--- start ITEMS ---
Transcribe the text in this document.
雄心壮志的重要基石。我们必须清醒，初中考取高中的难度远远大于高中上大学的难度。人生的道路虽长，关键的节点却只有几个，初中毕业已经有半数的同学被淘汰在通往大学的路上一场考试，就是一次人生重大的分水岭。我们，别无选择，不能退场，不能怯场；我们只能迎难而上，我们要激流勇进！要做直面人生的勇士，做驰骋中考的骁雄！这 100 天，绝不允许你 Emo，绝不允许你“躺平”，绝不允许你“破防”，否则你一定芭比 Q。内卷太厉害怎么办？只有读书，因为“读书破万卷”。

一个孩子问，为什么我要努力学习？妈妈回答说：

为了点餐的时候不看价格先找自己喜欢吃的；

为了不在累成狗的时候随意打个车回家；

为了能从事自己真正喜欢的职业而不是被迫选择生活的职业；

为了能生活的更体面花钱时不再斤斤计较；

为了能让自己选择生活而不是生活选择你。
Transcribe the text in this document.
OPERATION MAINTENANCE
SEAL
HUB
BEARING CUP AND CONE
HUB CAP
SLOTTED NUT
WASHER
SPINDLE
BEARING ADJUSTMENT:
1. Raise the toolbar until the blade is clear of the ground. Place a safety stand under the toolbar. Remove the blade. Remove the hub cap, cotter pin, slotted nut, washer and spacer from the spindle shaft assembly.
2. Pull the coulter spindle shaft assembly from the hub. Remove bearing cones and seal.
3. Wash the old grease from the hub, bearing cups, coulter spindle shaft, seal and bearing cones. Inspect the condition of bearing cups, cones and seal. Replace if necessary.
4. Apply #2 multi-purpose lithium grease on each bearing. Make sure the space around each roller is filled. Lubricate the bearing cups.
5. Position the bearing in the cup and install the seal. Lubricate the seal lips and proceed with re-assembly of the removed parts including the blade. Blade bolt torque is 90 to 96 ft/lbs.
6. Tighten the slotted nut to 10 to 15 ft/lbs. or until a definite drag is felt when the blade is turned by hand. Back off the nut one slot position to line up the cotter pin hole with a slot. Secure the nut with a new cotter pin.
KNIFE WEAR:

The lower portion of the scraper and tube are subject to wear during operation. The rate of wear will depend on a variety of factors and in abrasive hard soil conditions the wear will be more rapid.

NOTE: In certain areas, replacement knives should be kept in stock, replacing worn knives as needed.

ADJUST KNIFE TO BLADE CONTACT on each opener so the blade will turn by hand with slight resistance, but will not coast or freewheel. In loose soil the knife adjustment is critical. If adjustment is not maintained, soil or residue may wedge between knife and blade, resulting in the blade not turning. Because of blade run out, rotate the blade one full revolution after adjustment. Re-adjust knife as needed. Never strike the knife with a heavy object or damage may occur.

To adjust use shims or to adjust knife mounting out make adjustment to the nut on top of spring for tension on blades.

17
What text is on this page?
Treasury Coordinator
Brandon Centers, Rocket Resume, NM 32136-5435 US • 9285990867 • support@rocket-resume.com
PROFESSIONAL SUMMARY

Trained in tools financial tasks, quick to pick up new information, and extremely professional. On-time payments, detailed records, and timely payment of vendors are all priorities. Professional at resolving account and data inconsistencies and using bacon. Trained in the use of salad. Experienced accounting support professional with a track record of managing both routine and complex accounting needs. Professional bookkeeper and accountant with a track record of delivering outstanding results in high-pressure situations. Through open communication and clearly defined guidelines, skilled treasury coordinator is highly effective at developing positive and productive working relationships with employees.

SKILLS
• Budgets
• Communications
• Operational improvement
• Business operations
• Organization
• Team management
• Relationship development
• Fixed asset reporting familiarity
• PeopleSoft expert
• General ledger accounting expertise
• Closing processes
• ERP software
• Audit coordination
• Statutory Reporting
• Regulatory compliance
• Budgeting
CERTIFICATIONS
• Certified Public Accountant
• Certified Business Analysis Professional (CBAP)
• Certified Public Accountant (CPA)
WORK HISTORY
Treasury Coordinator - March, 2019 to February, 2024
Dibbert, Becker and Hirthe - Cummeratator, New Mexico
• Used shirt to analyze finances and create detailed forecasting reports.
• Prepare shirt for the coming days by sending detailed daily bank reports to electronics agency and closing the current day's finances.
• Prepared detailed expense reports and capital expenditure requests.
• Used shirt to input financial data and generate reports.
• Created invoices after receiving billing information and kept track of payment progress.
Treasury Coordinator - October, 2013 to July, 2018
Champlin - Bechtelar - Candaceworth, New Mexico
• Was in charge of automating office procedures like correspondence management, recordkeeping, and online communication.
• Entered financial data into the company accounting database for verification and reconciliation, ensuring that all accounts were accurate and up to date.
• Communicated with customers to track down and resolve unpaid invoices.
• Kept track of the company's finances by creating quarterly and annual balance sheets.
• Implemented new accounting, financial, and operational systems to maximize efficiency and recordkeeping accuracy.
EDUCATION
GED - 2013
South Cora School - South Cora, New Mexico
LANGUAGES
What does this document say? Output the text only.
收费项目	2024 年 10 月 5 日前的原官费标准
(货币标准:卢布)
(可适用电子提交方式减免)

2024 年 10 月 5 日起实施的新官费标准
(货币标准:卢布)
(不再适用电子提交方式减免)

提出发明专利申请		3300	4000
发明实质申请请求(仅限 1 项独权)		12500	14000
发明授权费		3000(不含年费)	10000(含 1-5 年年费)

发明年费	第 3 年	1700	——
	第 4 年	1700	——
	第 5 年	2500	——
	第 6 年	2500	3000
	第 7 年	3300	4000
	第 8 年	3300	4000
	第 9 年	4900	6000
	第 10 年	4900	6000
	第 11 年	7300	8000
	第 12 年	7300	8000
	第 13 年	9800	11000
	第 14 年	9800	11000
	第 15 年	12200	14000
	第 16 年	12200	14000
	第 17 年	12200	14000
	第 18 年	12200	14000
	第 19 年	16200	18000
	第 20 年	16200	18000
--- end ITEMS ---
Copy out the lines that hold "reports".

-- EXERCISE OUTPUT --
• Used shirt to analyze finances and create detailed forecasting reports.
• Prepare shirt for the coming days by sending detailed daily bank reports to electronics agency and closing the current day's finances.
• Prepared detailed expense reports and capital expenditure requests.
• Used shirt to input financial data and generate reports.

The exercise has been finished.